> **Task**:
Copy the data precisely, keeping every character.

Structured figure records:
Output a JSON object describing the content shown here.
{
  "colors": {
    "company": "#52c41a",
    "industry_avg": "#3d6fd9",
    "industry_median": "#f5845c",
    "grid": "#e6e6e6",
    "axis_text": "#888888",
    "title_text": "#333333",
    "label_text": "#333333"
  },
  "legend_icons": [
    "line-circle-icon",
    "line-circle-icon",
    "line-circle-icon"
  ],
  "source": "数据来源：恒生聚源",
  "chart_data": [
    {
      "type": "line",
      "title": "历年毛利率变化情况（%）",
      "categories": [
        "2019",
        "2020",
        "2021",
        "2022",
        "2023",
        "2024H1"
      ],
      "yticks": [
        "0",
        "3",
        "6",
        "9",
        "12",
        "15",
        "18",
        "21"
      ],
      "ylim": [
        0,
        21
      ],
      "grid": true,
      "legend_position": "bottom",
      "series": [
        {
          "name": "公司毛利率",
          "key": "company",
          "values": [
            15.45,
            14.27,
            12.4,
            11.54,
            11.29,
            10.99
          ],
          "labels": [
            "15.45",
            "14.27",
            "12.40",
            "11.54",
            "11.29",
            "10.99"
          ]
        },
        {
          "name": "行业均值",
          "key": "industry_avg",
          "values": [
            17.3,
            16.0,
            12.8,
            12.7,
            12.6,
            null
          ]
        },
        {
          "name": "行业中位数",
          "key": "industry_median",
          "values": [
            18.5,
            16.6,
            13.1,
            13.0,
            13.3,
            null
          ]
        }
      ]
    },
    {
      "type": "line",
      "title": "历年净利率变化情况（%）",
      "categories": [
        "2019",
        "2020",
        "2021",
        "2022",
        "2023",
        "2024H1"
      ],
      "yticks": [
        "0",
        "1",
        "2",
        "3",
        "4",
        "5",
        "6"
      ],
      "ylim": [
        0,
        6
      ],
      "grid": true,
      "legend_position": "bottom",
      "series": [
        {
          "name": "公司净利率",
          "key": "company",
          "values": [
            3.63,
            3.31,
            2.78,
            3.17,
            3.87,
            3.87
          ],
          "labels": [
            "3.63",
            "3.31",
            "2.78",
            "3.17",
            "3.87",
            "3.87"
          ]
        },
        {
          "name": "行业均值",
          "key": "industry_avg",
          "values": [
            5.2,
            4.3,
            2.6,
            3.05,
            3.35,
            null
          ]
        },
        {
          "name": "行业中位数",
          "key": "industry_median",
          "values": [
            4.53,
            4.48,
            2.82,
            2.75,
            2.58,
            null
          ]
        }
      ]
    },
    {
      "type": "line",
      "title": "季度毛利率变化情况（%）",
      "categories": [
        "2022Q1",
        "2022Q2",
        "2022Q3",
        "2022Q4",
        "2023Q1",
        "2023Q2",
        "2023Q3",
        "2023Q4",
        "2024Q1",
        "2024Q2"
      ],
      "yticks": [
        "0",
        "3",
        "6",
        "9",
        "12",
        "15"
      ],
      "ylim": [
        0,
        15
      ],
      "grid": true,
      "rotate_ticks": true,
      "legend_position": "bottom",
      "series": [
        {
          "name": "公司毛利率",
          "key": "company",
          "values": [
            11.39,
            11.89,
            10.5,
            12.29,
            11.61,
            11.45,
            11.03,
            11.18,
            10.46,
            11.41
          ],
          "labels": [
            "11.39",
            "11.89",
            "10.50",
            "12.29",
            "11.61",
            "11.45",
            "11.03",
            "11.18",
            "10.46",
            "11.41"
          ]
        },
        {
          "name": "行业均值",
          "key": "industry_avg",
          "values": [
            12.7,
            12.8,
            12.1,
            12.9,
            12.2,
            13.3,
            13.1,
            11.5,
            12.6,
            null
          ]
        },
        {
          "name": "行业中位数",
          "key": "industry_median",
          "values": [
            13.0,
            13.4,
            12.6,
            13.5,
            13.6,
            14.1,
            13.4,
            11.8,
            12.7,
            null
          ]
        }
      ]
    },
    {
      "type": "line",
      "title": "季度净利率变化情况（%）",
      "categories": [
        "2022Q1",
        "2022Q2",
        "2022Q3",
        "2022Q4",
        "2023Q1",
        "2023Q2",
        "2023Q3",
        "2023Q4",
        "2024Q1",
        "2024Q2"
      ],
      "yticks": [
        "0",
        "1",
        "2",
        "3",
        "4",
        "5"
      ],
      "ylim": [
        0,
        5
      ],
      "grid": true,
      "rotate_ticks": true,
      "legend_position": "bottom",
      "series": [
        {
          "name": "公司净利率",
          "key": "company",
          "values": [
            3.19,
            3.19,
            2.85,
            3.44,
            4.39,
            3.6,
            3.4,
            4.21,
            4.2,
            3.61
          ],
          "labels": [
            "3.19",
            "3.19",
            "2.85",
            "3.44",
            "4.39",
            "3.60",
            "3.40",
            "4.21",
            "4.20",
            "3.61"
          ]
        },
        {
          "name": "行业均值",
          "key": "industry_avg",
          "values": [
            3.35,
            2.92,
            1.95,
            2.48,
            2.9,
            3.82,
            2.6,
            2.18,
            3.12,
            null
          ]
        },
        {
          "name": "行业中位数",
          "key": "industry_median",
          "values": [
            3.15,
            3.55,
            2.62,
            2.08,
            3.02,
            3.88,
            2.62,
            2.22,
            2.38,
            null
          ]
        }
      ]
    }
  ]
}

> **Solution to this task**:
Output a JSON object describing the content shown here.
{
  "colors": {
    "company": "#52c41a",
    "industry_avg": "#3d6fd9",
    "industry_median": "#f5845c",
    "grid": "#e6e6e6",
    "axis_text": "#888888",
    "title_text": "#333333",
    "label_text": "#333333"
  },
  "legend_icons": [
    "line-circle-icon",
    "line-circle-icon",
    "line-circle-icon"
  ],
  "source": "数据来源：恒生聚源",
  "chart_data": [
    {
      "type": "line",
      "title": "历年毛利率变化情况（%）",
      "categories": [
        "2019",
        "2020",
        "2021",
        "2022",
        "2023",
        "2024H1"
      ],
      "yticks": [
        "0",
        "3",
        "6",
        "9",
        "12",
        "15",
        "18",
        "21"
      ],
      "ylim": [
        0,
        21
      ],
      "grid": true,
      "legend_position": "bottom",
      "series": [
        {
          "name": "公司毛利率",
          "key": "company",
          "values": [
            15.45,
            14.27,
            12.4,
            11.54,
            11.29,
            10.99
          ],
          "labels": [
            "15.45",
            "14.27",
            "12.40",
            "11.54",
            "11.29",
            "10.99"
          ]
        },
        {
          "name": "行业均值",
          "key": "industry_avg",
          "values": [
            17.3,
            16.0,
            12.8,
            12.7,
            12.6,
            null
          ]
        },
        {
          "name": "行业中位数",
          "key": "industry_median",
          "values": [
            18.5,
            16.6,
            13.1,
            13.0,
            13.3,
            null
          ]
        }
      ]
    },
    {
      "type": "line",
      "title": "历年净利率变化情况（%）",
      "categories": [
        "2019",
        "2020",
        "2021",
        "2022",
        "2023",
        "2024H1"
      ],
      "yticks": [
        "0",
        "1",
        "2",
        "3",
        "4",
        "5",
        "6"
      ],
      "ylim": [
        0,
        6
      ],
      "grid": true,
      "legend_position": "bottom",
      "series": [
        {
          "name": "公司净利率",
          "key": "company",
          "values": [
            3.63,
            3.31,
            2.78,
            3.17,
            3.87,
            3.87
          ],
          "labels": [
            "3.63",
            "3.31",
            "2.78",
            "3.17",
            "3.87",
            "3.87"
          ]
        },
        {
          "name": "行业均值",
          "key": "industry_avg",
          "values": [
            5.2,
            4.3,
            2.6,
            3.05,
            3.35,
            null
          ]
        },
        {
          "name": "行业中位数",
          "key": "industry_median",
          "values": [
            4.53,
            4.48,
            2.82,
            2.75,
            2.58,
            null
          ]
        }
      ]
    },
    {
      "type": "line",
      "title": "季度毛利率变化情况（%）",
      "categories": [
        "2022Q1",
        "2022Q2",
        "2022Q3",
        "2022Q4",
        "2023Q1",
        "2023Q2",
        "2023Q3",
        "2023Q4",
        "2024Q1",
        "2024Q2"
      ],
      "yticks": [
        "0",
        "3",
        "6",
        "9",
        "12",
        "15"
      ],
      "ylim": [
        0,
        15
      ],
      "grid": true,
      "rotate_ticks": true,
      "legend_position": "bottom",
      "series": [
        {
          "name": "公司毛利率",
          "key": "company",
          "values": [
            11.39,
            11.89,
            10.5,
            12.29,
            11.61,
            11.45,
            11.03,
            11.18,
            10.46,
            11.41
          ],
          "labels": [
            "11.39",
            "11.89",
            "10.50",
            "12.29",
            "11.61",
            "11.45",
            "11.03",
            "11.18",
            "10.46",
            "11.41"
          ]
        },
        {
          "name": "行业均值",
          "key": "industry_avg",
          "values": [
            12.7,
            12.8,
            12.1,
            12.9,
            12.2,
            13.3,
            13.1,
            11.5,
            12.6,
            null
          ]
        },
        {
          "name": "行业中位数",
          "key": "industry_median",
          "values": [
            13.0,
            13.4,
            12.6,
            13.5,
            13.6,
            14.1,
            13.4,
            11.8,
            12.7,
            null
          ]
        }
      ]
    },
    {
      "type": "line",
      "title": "季度净利率变化情况（%）",
      "categories": [
        "2022Q1",
        "2022Q2",
        "2022Q3",
        "2022Q4",
        "2023Q1",
        "2023Q2",
        "2023Q3",
        "2023Q4",
        "2024Q1",
        "2024Q2"
      ],
      "yticks": [
        "0",
        "1",
        "2",
        "3",
        "4",
        "5"
      ],
      "ylim": [
        0,
        5
      ],
      "grid": true,
      "rotate_ticks": true,
      "legend_position": "bottom",
      "series": [
        {
          "name": "公司净利率",
          "key": "company",
          "values": [
            3.19,
            3.19,
            2.85,
            3.44,
            4.39,
            3.6,
            3.4,
            4.21,
            4.2,
            3.61
          ],
          "labels": [
            "3.19",
            "3.19",
            "2.85",
            "3.44",
            "4.39",
            "3.60",
            "3.40",
            "4.21",
            "4.20",
            "3.61"
          ]
        },
        {
          "name": "行业均值",
          "key": "industry_avg",
          "values": [
            3.35,
            2.92,
            1.95,
            2.48,
            2.9,
            3.82,
            2.6,
            2.18,
            3.12,
            null
          ]
        },
        {
          "name": "行业中位数",
          "key": "industry_median",
          "values": [
            3.15,
            3.55,
            2.62,
            2.08,
            3.02,
            3.88,
            2.62,
            2.22,
            2.38,
            null
          ]
        }
      ]
    }
  ]
}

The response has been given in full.